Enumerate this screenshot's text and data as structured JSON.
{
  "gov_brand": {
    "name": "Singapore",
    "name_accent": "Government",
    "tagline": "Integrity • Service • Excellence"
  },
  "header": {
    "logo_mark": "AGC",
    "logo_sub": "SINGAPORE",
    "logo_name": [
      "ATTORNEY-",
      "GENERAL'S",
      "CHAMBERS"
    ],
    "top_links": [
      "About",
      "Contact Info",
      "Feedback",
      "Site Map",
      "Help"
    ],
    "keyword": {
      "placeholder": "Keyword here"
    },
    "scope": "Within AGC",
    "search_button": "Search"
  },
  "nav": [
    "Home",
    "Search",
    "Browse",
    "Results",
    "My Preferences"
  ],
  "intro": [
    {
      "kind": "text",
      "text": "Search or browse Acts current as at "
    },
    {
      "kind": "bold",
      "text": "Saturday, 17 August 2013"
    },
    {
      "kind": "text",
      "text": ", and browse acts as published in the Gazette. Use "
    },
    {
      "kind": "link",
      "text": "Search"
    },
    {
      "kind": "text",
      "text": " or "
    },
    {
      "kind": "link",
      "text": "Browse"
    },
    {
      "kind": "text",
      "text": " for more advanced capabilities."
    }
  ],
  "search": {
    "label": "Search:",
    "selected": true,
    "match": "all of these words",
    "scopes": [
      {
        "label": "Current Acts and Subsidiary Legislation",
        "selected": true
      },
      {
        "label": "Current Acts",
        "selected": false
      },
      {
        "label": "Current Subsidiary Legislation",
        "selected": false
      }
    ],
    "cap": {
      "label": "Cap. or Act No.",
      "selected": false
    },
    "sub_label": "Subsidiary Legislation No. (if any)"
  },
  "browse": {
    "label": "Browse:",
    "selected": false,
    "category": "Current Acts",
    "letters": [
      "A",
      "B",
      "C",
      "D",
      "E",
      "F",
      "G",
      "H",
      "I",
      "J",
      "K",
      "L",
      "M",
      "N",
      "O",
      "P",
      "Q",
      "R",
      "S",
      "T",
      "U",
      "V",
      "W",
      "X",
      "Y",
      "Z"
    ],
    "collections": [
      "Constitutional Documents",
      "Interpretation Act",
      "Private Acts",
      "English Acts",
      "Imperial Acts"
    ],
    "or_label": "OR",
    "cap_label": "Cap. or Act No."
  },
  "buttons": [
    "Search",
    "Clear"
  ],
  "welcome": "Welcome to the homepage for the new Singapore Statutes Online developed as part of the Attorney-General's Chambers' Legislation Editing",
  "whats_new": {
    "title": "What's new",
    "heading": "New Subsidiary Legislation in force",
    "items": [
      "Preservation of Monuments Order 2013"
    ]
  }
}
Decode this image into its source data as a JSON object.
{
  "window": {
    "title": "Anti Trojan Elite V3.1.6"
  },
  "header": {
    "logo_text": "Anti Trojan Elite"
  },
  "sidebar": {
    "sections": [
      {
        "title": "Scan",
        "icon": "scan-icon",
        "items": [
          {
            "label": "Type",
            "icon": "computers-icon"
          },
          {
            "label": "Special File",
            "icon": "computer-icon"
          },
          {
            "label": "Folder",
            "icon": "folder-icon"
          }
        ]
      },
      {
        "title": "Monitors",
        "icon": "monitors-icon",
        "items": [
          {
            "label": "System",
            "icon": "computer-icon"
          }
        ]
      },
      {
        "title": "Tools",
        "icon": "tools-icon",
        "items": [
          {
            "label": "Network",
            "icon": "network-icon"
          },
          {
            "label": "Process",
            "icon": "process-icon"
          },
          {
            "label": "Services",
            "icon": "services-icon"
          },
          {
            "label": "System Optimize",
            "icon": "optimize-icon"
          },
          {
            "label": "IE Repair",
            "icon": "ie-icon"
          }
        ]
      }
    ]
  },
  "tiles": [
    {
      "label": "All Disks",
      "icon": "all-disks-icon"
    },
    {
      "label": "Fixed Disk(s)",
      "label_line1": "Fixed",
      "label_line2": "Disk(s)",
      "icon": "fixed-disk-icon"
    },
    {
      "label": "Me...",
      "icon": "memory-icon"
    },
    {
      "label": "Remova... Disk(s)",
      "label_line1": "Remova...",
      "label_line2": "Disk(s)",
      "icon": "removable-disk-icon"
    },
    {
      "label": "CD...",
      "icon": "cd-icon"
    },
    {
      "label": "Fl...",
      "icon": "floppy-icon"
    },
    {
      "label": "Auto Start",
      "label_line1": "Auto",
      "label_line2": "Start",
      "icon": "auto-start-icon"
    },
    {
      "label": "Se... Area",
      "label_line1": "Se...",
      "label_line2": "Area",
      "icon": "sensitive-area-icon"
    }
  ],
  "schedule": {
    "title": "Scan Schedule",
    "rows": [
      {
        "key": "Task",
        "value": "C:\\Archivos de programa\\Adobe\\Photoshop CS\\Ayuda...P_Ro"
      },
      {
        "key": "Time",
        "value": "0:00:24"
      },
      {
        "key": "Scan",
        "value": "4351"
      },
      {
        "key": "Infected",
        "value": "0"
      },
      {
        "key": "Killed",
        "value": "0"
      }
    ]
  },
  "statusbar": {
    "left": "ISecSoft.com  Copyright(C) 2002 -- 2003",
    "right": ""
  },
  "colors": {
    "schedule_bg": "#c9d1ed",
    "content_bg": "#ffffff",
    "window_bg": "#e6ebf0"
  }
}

══════

» **To do**:
Provide all the records again, word for word.

» **Full response**:
Enumerate this screenshot's text and data as structured JSON.
{
  "gov_brand": {
    "name": "Singapore",
    "name_accent": "Government",
    "tagline": "Integrity • Service • Excellence"
  },
  "header": {
    "logo_mark": "AGC",
    "logo_sub": "SINGAPORE",
    "logo_name": [
      "ATTORNEY-",
      "GENERAL'S",
      "CHAMBERS"
    ],
    "top_links": [
      "About",
      "Contact Info",
      "Feedback",
      "Site Map",
      "Help"
    ],
    "keyword": {
      "placeholder": "Keyword here"
    },
    "scope": "Within AGC",
    "search_button": "Search"
  },
  "nav": [
    "Home",
    "Search",
    "Browse",
    "Results",
    "My Preferences"
  ],
  "intro": [
    {
      "kind": "text",
      "text": "Search or browse Acts current as at "
    },
    {
      "kind": "bold",
      "text": "Saturday, 17 August 2013"
    },
    {
      "kind": "text",
      "text": ", and browse acts as published in the Gazette. Use "
    },
    {
      "kind": "link",
      "text": "Search"
    },
    {
      "kind": "text",
      "text": " or "
    },
    {
      "kind": "link",
      "text": "Browse"
    },
    {
      "kind": "text",
      "text": " for more advanced capabilities."
    }
  ],
  "search": {
    "label": "Search:",
    "selected": true,
    "match": "all of these words",
    "scopes": [
      {
        "label": "Current Acts and Subsidiary Legislation",
        "selected": true
      },
      {
        "label": "Current Acts",
        "selected": false
      },
      {
        "label": "Current Subsidiary Legislation",
        "selected": false
      }
    ],
    "cap": {
      "label": "Cap. or Act No.",
      "selected": false
    },
    "sub_label": "Subsidiary Legislation No. (if any)"
  },
  "browse": {
    "label": "Browse:",
    "selected": false,
    "category": "Current Acts",
    "letters": [
      "A",
      "B",
      "C",
      "D",
      "E",
      "F",
      "G",
      "H",
      "I",
      "J",
      "K",
      "L",
      "M",
      "N",
      "O",
      "P",
      "Q",
      "R",
      "S",
      "T",
      "U",
      "V",
      "W",
      "X",
      "Y",
      "Z"
    ],
    "collections": [
      "Constitutional Documents",
      "Interpretation Act",
      "Private Acts",
      "English Acts",
      "Imperial Acts"
    ],
    "or_label": "OR",
    "cap_label": "Cap. or Act No."
  },
  "buttons": [
    "Search",
    "Clear"
  ],
  "welcome": "Welcome to the homepage for the new Singapore Statutes Online developed as part of the Attorney-General's Chambers' Legislation Editing",
  "whats_new": {
    "title": "What's new",
    "heading": "New Subsidiary Legislation in force",
    "items": [
      "Preservation of Monuments Order 2013"
    ]
  }
}
Decode this image into its source data as a JSON object.
{
  "window": {
    "title": "Anti Trojan Elite V3.1.6"
  },
  "header": {
    "logo_text": "Anti Trojan Elite"
  },
  "sidebar": {
    "sections": [
      {
        "title": "Scan",
        "icon": "scan-icon",
        "items": [
          {
            "label": "Type",
            "icon": "computers-icon"
          },
          {
            "label": "Special File",
            "icon": "computer-icon"
          },
          {
            "label": "Folder",
            "icon": "folder-icon"
          }
        ]
      },
      {
        "title": "Monitors",
        "icon": "monitors-icon",
        "items": [
          {
            "label": "System",
            "icon": "computer-icon"
          }
        ]
      },
      {
        "title": "Tools",
        "icon": "tools-icon",
        "items": [
          {
            "label": "Network",
            "icon": "network-icon"
          },
          {
            "label": "Process",
            "icon": "process-icon"
          },
          {
            "label": "Services",
            "icon": "services-icon"
          },
          {
            "label": "System Optimize",
            "icon": "optimize-icon"
          },
          {
            "label": "IE Repair",
            "icon": "ie-icon"
          }
        ]
      }
    ]
  },
  "tiles": [
    {
      "label": "All Disks",
      "icon": "all-disks-icon"
    },
    {
      "label": "Fixed Disk(s)",
      "label_line1": "Fixed",
      "label_line2": "Disk(s)",
      "icon": "fixed-disk-icon"
    },
    {
      "label": "Me...",
      "icon": "memory-icon"
    },
    {
      "label": "Remova... Disk(s)",
      "label_line1": "Remova...",
      "label_line2": "Disk(s)",
      "icon": "removable-disk-icon"
    },
    {
      "label": "CD...",
      "icon": "cd-icon"
    },
    {
      "label": "Fl...",
      "icon": "floppy-icon"
    },
    {
      "label": "Auto Start",
      "label_line1": "Auto",
      "label_line2": "Start",
      "icon": "auto-start-icon"
    },
    {
      "label": "Se... Area",
      "label_line1": "Se...",
      "label_line2": "Area",
      "icon": "sensitive-area-icon"
    }
  ],
  "schedule": {
    "title": "Scan Schedule",
    "rows": [
      {
        "key": "Task",
        "value": "C:\\Archivos de programa\\Adobe\\Photoshop CS\\Ayuda...P_Ro"
      },
      {
        "key": "Time",
        "value": "0:00:24"
      },
      {
        "key": "Scan",
        "value": "4351"
      },
      {
        "key": "Infected",
        "value": "0"
      },
      {
        "key": "Killed",
        "value": "0"
      }
    ]
  },
  "statusbar": {
    "left": "ISecSoft.com  Copyright(C) 2002 -- 2003",
    "right": ""
  },
  "colors": {
    "schedule_bg": "#c9d1ed",
    "content_bg": "#ffffff",
    "window_bg": "#e6ebf0"
  }
}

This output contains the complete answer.